Assignment:
Find and copy the lines in the records beneath this task that contain the word "Genes".

(Data excerpts)
* * * * * * * * *

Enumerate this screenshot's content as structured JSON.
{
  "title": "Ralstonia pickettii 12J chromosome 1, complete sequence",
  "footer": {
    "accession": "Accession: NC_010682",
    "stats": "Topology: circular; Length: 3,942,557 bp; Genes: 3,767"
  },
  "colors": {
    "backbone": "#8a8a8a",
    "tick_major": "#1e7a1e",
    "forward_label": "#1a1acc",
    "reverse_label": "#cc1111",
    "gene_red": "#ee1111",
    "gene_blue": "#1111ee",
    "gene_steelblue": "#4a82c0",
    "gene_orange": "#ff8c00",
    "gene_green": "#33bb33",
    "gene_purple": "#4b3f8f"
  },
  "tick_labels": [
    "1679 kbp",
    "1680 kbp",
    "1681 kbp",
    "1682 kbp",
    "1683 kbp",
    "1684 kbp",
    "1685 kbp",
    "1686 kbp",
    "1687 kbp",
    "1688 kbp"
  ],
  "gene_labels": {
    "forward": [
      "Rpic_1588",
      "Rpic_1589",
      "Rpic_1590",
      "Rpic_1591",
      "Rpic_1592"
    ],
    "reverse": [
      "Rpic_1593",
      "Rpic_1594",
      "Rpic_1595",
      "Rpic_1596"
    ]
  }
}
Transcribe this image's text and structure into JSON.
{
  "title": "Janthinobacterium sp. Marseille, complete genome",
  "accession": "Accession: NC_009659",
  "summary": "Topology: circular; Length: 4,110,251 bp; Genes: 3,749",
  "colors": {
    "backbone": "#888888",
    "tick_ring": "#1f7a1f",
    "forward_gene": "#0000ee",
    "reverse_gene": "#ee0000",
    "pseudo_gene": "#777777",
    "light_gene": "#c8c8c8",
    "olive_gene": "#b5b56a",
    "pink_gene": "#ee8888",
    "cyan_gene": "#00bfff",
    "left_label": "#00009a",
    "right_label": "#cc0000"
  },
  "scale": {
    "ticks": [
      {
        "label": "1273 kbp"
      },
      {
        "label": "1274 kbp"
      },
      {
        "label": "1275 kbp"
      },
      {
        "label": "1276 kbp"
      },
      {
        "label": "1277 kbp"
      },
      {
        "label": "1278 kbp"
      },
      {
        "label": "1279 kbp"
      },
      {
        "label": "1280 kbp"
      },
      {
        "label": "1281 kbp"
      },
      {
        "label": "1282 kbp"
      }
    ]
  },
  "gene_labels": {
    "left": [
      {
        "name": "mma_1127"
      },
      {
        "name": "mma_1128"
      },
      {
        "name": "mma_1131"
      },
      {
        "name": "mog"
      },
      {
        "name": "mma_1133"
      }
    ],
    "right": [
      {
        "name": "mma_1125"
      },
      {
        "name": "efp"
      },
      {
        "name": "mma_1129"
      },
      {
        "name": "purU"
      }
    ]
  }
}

* * * * * * * * *

Solution for this problem:
    "stats": "Topology: circular; Length: 3,942,557 bp; Genes: 3,767"
  "summary": "Topology: circular; Length: 4,110,251 bp; Genes: 3,749",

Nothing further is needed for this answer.